** Exercise aim **
Please copy out every one of the records below, keeping each line identical to the original.

** Information given **
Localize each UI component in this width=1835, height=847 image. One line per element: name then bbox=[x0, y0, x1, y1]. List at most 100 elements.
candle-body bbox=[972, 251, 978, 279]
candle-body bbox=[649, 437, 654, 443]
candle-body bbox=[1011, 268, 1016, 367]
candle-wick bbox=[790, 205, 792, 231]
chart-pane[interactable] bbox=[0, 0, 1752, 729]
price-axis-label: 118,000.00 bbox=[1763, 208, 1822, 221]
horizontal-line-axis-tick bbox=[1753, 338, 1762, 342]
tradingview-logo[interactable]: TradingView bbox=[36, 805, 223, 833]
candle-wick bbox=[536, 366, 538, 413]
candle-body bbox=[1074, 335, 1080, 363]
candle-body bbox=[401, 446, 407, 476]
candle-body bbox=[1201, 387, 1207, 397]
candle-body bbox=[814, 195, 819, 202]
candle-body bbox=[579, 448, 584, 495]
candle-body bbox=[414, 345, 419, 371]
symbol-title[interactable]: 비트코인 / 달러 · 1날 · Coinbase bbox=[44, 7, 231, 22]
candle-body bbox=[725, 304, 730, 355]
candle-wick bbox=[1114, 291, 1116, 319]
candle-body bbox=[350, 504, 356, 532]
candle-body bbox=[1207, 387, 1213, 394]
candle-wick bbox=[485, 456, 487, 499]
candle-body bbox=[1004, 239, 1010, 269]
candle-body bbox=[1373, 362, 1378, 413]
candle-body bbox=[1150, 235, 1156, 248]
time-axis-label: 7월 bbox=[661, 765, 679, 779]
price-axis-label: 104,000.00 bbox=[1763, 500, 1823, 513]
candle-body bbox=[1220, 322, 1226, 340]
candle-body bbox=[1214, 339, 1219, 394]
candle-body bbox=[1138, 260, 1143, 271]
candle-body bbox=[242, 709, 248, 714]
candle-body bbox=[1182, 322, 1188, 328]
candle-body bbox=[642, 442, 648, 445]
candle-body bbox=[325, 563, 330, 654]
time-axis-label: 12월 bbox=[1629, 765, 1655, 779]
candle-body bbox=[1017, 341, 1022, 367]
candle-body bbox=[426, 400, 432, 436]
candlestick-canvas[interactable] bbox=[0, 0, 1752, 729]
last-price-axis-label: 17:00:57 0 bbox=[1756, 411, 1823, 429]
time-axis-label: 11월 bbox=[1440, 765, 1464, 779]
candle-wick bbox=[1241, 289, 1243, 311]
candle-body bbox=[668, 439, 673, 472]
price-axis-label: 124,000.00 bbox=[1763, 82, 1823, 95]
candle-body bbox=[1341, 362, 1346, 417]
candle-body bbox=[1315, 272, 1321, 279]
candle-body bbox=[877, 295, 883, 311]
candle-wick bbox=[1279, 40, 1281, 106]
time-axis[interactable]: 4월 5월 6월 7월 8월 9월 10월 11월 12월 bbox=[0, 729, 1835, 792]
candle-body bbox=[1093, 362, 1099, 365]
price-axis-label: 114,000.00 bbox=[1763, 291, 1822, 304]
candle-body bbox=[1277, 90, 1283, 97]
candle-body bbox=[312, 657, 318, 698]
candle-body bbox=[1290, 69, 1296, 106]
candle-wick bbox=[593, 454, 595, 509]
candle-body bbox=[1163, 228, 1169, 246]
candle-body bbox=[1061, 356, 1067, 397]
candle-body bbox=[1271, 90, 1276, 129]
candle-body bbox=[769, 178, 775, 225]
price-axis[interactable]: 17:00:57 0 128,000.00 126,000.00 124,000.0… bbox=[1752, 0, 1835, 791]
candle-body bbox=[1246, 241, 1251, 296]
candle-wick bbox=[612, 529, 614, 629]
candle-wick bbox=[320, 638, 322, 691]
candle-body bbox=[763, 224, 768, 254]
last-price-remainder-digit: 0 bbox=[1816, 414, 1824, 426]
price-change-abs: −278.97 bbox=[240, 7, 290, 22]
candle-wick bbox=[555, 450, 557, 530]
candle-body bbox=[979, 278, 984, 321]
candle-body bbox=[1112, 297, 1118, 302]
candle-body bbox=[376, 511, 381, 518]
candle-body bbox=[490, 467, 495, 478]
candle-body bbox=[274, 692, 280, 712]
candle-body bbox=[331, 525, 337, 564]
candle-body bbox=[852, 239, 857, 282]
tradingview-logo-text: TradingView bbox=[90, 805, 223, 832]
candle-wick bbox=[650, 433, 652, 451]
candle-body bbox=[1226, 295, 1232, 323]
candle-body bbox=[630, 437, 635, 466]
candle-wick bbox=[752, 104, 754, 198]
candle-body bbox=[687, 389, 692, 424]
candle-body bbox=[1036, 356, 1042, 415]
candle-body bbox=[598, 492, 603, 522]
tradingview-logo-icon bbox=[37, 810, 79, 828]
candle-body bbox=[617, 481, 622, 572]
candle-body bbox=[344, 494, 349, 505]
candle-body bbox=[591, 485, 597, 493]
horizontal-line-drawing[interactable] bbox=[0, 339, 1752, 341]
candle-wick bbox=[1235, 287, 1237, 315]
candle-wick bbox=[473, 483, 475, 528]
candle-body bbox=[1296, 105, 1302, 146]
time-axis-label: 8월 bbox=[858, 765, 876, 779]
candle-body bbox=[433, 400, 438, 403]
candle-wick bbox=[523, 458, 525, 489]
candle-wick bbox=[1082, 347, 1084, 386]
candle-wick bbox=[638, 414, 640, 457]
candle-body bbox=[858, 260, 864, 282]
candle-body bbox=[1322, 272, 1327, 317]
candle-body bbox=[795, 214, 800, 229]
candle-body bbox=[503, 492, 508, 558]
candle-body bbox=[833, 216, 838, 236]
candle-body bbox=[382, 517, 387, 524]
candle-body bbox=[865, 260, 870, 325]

** Answer to the exercise **
Localize each UI component in this width=1835, height=847 image. One line per element: name then bbox=[x0, y0, x1, y1]. List at most 100 elements.
candle-body bbox=[972, 251, 978, 279]
candle-body bbox=[649, 437, 654, 443]
candle-body bbox=[1011, 268, 1016, 367]
candle-wick bbox=[790, 205, 792, 231]
chart-pane[interactable] bbox=[0, 0, 1752, 729]
price-axis-label: 118,000.00 bbox=[1763, 208, 1822, 221]
horizontal-line-axis-tick bbox=[1753, 338, 1762, 342]
tradingview-logo[interactable]: TradingView bbox=[36, 805, 223, 833]
candle-wick bbox=[536, 366, 538, 413]
candle-body bbox=[1074, 335, 1080, 363]
candle-body bbox=[401, 446, 407, 476]
candle-body bbox=[1201, 387, 1207, 397]
candle-body bbox=[814, 195, 819, 202]
candle-body bbox=[579, 448, 584, 495]
candle-body bbox=[414, 345, 419, 371]
symbol-title[interactable]: 비트코인 / 달러 · 1날 · Coinbase bbox=[44, 7, 231, 22]
candle-body bbox=[725, 304, 730, 355]
candle-wick bbox=[1114, 291, 1116, 319]
candle-body bbox=[350, 504, 356, 532]
candle-body bbox=[1207, 387, 1213, 394]
candle-wick bbox=[485, 456, 487, 499]
candle-body bbox=[1004, 239, 1010, 269]
candle-body bbox=[1373, 362, 1378, 413]
candle-body bbox=[1150, 235, 1156, 248]
time-axis-label: 7월 bbox=[661, 765, 679, 779]
price-axis-label: 104,000.00 bbox=[1763, 500, 1823, 513]
candle-body bbox=[1220, 322, 1226, 340]
candle-body bbox=[1214, 339, 1219, 394]
candle-body bbox=[1138, 260, 1143, 271]
candle-body bbox=[242, 709, 248, 714]
candle-body bbox=[1182, 322, 1188, 328]
candle-body bbox=[642, 442, 648, 445]
candle-body bbox=[325, 563, 330, 654]
time-axis-label: 12월 bbox=[1629, 765, 1655, 779]
candle-body bbox=[1017, 341, 1022, 367]
candle-body bbox=[426, 400, 432, 436]
candlestick-canvas[interactable] bbox=[0, 0, 1752, 729]
last-price-axis-label: 17:00:57 0 bbox=[1756, 411, 1823, 429]
time-axis-label: 11월 bbox=[1440, 765, 1464, 779]
candle-wick bbox=[1241, 289, 1243, 311]
candle-body bbox=[668, 439, 673, 472]
price-axis-label: 124,000.00 bbox=[1763, 82, 1823, 95]
candle-body bbox=[1341, 362, 1346, 417]
candle-body bbox=[1315, 272, 1321, 279]
candle-body bbox=[877, 295, 883, 311]
candle-wick bbox=[1279, 40, 1281, 106]
time-axis[interactable]: 4월 5월 6월 7월 8월 9월 10월 11월 12월 bbox=[0, 729, 1835, 792]
candle-body bbox=[1093, 362, 1099, 365]
price-axis-label: 114,000.00 bbox=[1763, 291, 1822, 304]
candle-body bbox=[1277, 90, 1283, 97]
candle-body bbox=[312, 657, 318, 698]
candle-body bbox=[1290, 69, 1296, 106]
candle-wick bbox=[593, 454, 595, 509]
candle-body bbox=[1163, 228, 1169, 246]
candle-body bbox=[1061, 356, 1067, 397]
candle-body bbox=[1271, 90, 1276, 129]
candle-body bbox=[769, 178, 775, 225]
price-axis[interactable]: 17:00:57 0 128,000.00 126,000.00 124,000.0… bbox=[1752, 0, 1835, 791]
candle-body bbox=[1246, 241, 1251, 296]
candle-wick bbox=[612, 529, 614, 629]
candle-wick bbox=[320, 638, 322, 691]
candle-body bbox=[763, 224, 768, 254]
last-price-remainder-digit: 0 bbox=[1816, 414, 1824, 426]
price-change-abs: −278.97 bbox=[240, 7, 290, 22]
candle-wick bbox=[555, 450, 557, 530]
candle-body bbox=[979, 278, 984, 321]
candle-body bbox=[1112, 297, 1118, 302]
candle-body bbox=[376, 511, 381, 518]
candle-body bbox=[490, 467, 495, 478]
candle-body bbox=[274, 692, 280, 712]
candle-body bbox=[331, 525, 337, 564]
candle-body bbox=[852, 239, 857, 282]
tradingview-logo-text: TradingView bbox=[90, 805, 223, 832]
candle-wick bbox=[650, 433, 652, 451]
candle-body bbox=[1226, 295, 1232, 323]
candle-body bbox=[630, 437, 635, 466]
candle-wick bbox=[752, 104, 754, 198]
candle-body bbox=[687, 389, 692, 424]
candle-body bbox=[1036, 356, 1042, 415]
candle-body bbox=[598, 492, 603, 522]
tradingview-logo-icon bbox=[37, 810, 79, 828]
candle-body bbox=[617, 481, 622, 572]
candle-body bbox=[344, 494, 349, 505]
candle-body bbox=[591, 485, 597, 493]
horizontal-line-drawing[interactable] bbox=[0, 339, 1752, 341]
candle-wick bbox=[1235, 287, 1237, 315]
candle-wick bbox=[473, 483, 475, 528]
candle-body bbox=[1296, 105, 1302, 146]
time-axis-label: 8월 bbox=[858, 765, 876, 779]
candle-body bbox=[433, 400, 438, 403]
candle-wick bbox=[523, 458, 525, 489]
candle-wick bbox=[1082, 347, 1084, 386]
candle-wick bbox=[638, 414, 640, 457]
candle-body bbox=[858, 260, 864, 282]
candle-body bbox=[1322, 272, 1327, 317]
candle-body bbox=[795, 214, 800, 229]
candle-body bbox=[503, 492, 508, 558]
candle-body bbox=[833, 216, 838, 236]
candle-body bbox=[382, 517, 387, 524]
candle-body bbox=[865, 260, 870, 325]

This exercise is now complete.